## Input for this task

* begin *

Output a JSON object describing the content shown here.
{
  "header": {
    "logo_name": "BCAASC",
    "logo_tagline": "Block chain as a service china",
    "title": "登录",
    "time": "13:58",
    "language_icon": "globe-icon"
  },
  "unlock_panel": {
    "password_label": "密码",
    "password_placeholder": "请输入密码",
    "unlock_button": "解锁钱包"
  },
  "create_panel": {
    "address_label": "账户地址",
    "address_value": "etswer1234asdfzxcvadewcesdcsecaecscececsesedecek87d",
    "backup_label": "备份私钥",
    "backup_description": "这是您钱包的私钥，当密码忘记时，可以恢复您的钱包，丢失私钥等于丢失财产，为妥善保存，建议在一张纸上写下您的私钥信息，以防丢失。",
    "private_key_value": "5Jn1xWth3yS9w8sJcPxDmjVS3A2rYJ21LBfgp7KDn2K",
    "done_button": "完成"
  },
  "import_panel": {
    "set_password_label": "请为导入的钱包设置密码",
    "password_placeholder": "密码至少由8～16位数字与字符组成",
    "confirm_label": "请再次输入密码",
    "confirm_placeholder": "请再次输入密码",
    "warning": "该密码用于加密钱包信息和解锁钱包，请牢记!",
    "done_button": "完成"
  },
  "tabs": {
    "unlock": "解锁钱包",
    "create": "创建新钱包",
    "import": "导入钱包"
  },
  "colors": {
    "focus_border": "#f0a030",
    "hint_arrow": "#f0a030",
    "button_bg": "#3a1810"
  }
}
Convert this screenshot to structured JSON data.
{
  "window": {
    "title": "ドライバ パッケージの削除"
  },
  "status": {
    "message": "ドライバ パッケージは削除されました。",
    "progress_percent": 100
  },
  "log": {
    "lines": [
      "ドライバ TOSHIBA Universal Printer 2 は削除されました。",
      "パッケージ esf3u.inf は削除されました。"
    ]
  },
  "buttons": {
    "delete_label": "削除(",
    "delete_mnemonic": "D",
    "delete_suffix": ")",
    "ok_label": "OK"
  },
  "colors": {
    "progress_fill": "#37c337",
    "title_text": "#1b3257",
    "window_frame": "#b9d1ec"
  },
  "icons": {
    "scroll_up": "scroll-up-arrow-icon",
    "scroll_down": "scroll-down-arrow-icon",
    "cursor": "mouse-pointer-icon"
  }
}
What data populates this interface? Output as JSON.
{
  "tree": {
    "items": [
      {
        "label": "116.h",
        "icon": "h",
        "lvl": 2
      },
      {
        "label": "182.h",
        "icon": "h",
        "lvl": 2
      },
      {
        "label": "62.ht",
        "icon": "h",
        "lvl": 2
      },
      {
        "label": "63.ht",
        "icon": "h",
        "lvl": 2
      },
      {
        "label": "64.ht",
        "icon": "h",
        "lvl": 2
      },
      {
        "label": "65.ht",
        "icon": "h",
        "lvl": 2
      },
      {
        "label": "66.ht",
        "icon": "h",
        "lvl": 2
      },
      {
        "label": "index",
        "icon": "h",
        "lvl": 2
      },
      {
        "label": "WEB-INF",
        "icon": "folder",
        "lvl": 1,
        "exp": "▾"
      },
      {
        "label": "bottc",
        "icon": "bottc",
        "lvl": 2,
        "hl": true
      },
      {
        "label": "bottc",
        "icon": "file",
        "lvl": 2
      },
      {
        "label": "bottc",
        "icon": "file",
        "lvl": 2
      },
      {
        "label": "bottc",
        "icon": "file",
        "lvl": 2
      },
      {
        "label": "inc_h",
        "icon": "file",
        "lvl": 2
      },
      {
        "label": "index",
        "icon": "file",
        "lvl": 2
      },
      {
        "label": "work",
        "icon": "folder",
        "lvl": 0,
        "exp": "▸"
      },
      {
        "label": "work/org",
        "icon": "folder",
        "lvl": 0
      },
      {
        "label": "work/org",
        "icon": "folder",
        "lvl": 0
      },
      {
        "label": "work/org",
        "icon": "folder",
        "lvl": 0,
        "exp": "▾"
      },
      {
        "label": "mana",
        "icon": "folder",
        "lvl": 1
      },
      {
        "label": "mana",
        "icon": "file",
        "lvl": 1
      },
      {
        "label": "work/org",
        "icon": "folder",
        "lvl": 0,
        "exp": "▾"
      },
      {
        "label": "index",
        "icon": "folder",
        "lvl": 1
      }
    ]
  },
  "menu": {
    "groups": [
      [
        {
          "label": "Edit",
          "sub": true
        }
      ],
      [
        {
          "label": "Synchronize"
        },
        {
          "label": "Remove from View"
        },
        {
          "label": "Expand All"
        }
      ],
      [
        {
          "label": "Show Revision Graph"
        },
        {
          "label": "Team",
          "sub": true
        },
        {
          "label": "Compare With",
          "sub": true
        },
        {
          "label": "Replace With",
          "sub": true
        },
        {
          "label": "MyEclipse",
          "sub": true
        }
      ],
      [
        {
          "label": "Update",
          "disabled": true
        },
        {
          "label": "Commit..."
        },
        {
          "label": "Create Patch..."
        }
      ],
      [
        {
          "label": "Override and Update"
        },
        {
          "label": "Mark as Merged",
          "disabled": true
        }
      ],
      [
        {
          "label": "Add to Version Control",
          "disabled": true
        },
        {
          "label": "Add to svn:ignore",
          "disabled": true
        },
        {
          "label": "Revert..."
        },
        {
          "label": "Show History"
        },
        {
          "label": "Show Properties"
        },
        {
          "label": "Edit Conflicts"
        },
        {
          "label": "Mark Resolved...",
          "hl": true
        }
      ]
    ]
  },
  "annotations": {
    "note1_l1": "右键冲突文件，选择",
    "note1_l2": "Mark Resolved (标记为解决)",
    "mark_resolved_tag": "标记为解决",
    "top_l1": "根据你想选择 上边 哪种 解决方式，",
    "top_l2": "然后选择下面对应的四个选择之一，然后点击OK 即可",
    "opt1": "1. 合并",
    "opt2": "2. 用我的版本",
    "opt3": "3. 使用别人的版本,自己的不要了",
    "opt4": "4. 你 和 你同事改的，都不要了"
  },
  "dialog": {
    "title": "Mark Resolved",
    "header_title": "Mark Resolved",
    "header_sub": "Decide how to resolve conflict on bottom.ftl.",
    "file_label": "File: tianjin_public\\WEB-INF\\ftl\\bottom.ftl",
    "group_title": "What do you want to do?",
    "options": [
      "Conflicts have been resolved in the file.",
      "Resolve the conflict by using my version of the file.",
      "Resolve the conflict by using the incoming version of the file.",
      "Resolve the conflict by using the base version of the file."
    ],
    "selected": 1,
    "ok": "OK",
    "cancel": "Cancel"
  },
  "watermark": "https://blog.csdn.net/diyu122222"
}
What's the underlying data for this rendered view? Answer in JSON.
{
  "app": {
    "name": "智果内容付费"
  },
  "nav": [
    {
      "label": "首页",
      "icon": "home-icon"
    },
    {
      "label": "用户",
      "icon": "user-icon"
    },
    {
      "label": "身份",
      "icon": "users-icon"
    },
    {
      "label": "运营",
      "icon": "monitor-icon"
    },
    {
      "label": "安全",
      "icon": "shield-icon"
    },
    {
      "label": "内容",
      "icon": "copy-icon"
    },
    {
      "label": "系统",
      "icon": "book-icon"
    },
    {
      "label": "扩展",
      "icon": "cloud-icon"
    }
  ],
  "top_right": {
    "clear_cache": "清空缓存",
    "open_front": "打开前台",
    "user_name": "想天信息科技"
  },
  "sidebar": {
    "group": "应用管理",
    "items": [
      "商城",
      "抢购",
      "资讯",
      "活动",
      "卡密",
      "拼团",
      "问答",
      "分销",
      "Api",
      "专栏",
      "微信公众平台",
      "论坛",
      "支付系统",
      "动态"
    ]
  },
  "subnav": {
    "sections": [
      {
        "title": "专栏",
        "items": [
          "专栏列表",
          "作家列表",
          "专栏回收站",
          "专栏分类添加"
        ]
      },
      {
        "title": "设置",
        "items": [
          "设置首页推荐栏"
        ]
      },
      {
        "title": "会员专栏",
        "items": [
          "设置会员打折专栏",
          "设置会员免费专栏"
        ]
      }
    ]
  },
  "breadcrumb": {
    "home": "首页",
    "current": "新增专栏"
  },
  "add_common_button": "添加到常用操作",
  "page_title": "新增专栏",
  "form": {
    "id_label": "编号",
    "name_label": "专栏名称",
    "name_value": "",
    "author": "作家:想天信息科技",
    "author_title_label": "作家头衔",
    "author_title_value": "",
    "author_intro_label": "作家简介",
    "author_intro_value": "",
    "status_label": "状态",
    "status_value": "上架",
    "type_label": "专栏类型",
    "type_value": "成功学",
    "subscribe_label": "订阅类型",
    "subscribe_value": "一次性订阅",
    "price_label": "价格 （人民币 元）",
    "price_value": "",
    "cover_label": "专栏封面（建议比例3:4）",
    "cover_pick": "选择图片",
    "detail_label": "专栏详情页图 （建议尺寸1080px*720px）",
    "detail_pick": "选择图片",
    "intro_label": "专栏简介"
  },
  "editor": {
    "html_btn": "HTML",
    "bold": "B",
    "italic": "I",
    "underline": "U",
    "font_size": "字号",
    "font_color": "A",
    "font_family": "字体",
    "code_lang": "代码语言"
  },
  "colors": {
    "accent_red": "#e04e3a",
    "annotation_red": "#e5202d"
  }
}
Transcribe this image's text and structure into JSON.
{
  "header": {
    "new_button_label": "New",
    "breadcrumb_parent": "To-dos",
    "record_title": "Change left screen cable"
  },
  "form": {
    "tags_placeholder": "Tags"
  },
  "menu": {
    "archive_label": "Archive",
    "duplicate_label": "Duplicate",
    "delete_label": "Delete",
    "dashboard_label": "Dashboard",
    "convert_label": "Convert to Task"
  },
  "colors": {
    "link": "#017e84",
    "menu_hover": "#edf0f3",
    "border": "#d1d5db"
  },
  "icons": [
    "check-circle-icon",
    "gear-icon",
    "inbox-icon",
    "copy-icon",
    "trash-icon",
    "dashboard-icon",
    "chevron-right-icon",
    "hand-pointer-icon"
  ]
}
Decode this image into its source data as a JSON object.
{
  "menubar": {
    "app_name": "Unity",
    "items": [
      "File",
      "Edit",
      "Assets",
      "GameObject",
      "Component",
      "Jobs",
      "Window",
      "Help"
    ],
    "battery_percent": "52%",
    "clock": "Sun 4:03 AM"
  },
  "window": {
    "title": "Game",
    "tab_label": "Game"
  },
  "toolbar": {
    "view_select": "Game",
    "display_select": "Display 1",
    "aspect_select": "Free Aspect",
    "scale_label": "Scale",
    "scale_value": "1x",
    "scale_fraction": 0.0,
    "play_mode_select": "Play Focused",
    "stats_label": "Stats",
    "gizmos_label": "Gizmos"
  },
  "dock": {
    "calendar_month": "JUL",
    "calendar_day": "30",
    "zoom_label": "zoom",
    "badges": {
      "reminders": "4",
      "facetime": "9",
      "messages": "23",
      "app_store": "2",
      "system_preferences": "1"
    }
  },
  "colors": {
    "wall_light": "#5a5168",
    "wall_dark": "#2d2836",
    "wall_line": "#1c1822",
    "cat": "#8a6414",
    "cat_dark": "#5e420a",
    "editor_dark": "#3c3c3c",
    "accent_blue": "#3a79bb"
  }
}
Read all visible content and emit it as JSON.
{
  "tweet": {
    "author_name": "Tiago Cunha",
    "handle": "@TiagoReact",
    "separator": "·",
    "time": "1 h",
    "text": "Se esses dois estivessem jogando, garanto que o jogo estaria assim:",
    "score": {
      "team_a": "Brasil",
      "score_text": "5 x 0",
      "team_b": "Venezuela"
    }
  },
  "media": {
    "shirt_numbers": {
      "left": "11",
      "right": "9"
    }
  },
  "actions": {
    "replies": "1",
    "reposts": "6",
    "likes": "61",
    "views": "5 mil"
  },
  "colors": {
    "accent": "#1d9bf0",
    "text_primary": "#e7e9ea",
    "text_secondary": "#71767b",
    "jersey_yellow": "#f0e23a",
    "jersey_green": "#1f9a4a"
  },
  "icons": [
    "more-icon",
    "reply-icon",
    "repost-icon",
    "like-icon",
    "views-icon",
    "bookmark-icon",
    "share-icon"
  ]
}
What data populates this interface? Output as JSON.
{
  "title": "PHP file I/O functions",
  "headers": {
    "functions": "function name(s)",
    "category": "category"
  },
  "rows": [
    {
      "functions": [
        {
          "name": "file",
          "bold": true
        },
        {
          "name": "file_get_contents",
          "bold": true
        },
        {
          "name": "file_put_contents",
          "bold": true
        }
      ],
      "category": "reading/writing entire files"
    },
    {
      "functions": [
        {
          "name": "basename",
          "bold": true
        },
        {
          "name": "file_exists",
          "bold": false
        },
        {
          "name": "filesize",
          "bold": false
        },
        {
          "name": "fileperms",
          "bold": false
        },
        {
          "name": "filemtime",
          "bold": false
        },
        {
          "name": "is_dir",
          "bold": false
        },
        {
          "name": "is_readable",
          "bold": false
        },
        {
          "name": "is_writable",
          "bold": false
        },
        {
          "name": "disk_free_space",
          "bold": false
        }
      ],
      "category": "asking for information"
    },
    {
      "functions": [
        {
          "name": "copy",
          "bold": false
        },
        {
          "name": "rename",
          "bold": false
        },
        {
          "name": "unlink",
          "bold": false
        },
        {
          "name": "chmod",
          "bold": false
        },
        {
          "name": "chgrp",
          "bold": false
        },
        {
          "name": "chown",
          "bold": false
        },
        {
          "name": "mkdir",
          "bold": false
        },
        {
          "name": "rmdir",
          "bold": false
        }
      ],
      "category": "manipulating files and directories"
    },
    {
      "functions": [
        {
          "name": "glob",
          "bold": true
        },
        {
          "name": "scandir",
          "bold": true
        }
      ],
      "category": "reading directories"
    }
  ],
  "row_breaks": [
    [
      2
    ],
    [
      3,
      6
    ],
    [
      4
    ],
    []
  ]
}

* end *

## Task instructions
State how many lines hold the word "What". The number is the whole answer.

## Response below
4